What you have to do ->
Skip the images. Copy the records exactly as written.

Dataset records on visual material:
•••••

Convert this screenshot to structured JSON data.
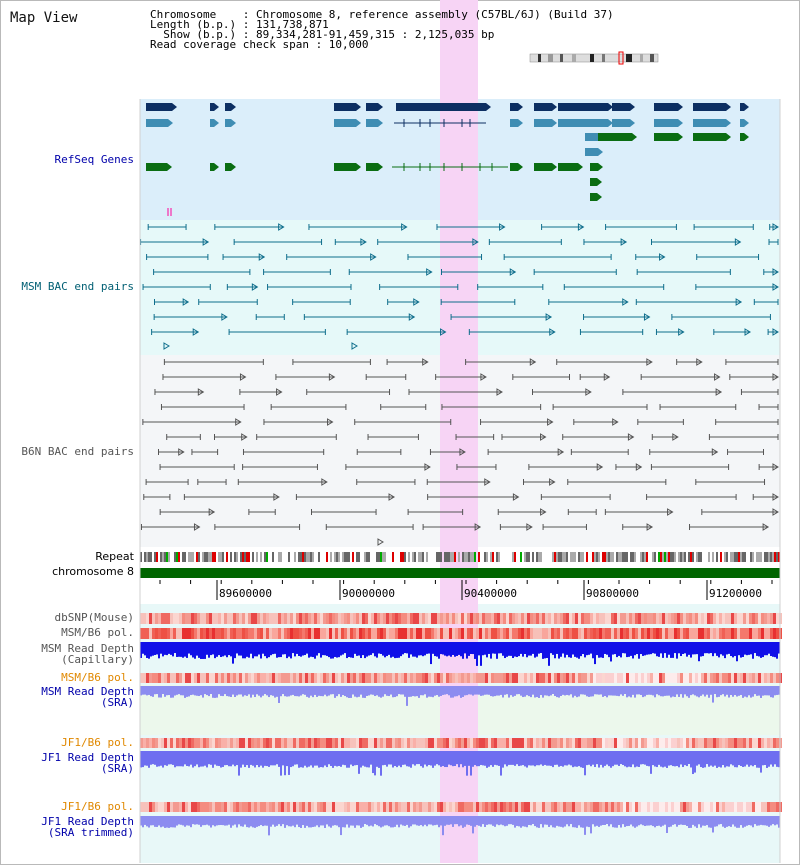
{
  "title": "Map View",
  "info": {
    "line1": "Chromosome    : Chromosome 8, reference assembly (C57BL/6J) (Build 37)",
    "line2": "Length (b.p.) : 131,738,871",
    "line3": "  Show (b.p.) : 89,334,281-91,459,315 : 2,125,035 bp",
    "line4": "Read coverage check span : 10,000"
  },
  "tracks": {
    "refseq": "RefSeq Genes",
    "msm_bac": "MSM BAC end pairs",
    "b6n_bac": "B6N BAC end pairs",
    "repeat": "Repeat",
    "chrom": "chromosome 8",
    "dbsnp": "dbSNP(Mouse)",
    "msm_b6_pol": "MSM/B6 pol.",
    "msm_depth_cap_1": "MSM Read Depth",
    "msm_depth_cap_2": "(Capillary)",
    "msm_b6_pol2": "MSM/B6 pol.",
    "msm_depth_sra_1": "MSM Read Depth",
    "msm_depth_sra_2": "(SRA)",
    "jf1_b6_pol": "JF1/B6 pol.",
    "jf1_depth_sra_1": "JF1 Read Depth",
    "jf1_depth_sra_2": "(SRA)",
    "jf1_b6_pol2": "JF1/B6 pol.",
    "jf1_depth_trim_1": "JF1 Read Depth",
    "jf1_depth_trim_2": "(SRA trimmed)"
  },
  "axis": {
    "ticks": [
      "89600000",
      "90000000",
      "90400000",
      "90800000",
      "91200000"
    ]
  },
  "colors": {
    "refseq_bg": "#dbeefa",
    "msm_bg": "#e6f9f9",
    "b6n_bg": "#f4f6f8",
    "highlight": "#f7d4f5",
    "gene_dark": "#0d2f62",
    "gene_mid": "#3f8db3",
    "gene_green": "#0a6d12",
    "msm_line": "#0f6e8c",
    "b6n_line": "#555555",
    "chrom_bar": "#006600",
    "label_blue": "#0000aa",
    "label_teal": "#005f73",
    "label_gray": "#555555",
    "label_orange": "#e08800"
  }
}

•••••

Result of this exercise ->
Convert this screenshot to structured JSON data.
{
  "title": "Map View",
  "info": {
    "line1": "Chromosome    : Chromosome 8, reference assembly (C57BL/6J) (Build 37)",
    "line2": "Length (b.p.) : 131,738,871",
    "line3": "  Show (b.p.) : 89,334,281-91,459,315 : 2,125,035 bp",
    "line4": "Read coverage check span : 10,000"
  },
  "tracks": {
    "refseq": "RefSeq Genes",
    "msm_bac": "MSM BAC end pairs",
    "b6n_bac": "B6N BAC end pairs",
    "repeat": "Repeat",
    "chrom": "chromosome 8",
    "dbsnp": "dbSNP(Mouse)",
    "msm_b6_pol": "MSM/B6 pol.",
    "msm_depth_cap_1": "MSM Read Depth",
    "msm_depth_cap_2": "(Capillary)",
    "msm_b6_pol2": "MSM/B6 pol.",
    "msm_depth_sra_1": "MSM Read Depth",
    "msm_depth_sra_2": "(SRA)",
    "jf1_b6_pol": "JF1/B6 pol.",
    "jf1_depth_sra_1": "JF1 Read Depth",
    "jf1_depth_sra_2": "(SRA)",
    "jf1_b6_pol2": "JF1/B6 pol.",
    "jf1_depth_trim_1": "JF1 Read Depth",
    "jf1_depth_trim_2": "(SRA trimmed)"
  },
  "axis": {
    "ticks": [
      "89600000",
      "90000000",
      "90400000",
      "90800000",
      "91200000"
    ]
  },
  "colors": {
    "refseq_bg": "#dbeefa",
    "msm_bg": "#e6f9f9",
    "b6n_bg": "#f4f6f8",
    "highlight": "#f7d4f5",
    "gene_dark": "#0d2f62",
    "gene_mid": "#3f8db3",
    "gene_green": "#0a6d12",
    "msm_line": "#0f6e8c",
    "b6n_line": "#555555",
    "chrom_bar": "#006600",
    "label_blue": "#0000aa",
    "label_teal": "#005f73",
    "label_gray": "#555555",
    "label_orange": "#e08800"
  }
}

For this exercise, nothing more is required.